### Provided records
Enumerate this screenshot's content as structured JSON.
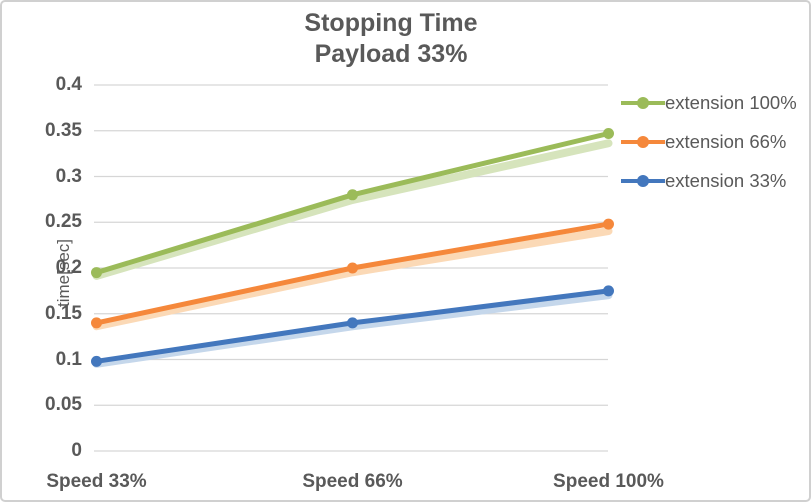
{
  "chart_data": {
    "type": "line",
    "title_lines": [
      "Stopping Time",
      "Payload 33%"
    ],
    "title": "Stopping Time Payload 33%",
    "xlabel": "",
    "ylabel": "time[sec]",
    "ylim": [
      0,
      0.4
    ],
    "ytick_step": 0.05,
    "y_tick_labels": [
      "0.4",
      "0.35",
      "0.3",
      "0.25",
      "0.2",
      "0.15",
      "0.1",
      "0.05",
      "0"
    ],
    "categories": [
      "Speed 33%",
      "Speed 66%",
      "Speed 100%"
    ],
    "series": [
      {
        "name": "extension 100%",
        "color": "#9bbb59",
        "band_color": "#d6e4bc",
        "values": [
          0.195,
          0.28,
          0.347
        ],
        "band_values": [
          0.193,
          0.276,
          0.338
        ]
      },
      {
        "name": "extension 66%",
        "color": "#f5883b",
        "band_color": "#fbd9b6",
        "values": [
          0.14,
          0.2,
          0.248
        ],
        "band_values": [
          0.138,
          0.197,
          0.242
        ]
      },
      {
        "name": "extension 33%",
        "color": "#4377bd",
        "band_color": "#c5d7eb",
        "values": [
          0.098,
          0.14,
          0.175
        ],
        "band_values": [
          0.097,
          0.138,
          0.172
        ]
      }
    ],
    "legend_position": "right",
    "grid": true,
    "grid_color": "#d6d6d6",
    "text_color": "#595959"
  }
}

### Objective
From the data above, copy each line where the string "name" appears.

### The output
        "name": "extension 100%",
        "name": "extension 66%",
        "name": "extension 33%",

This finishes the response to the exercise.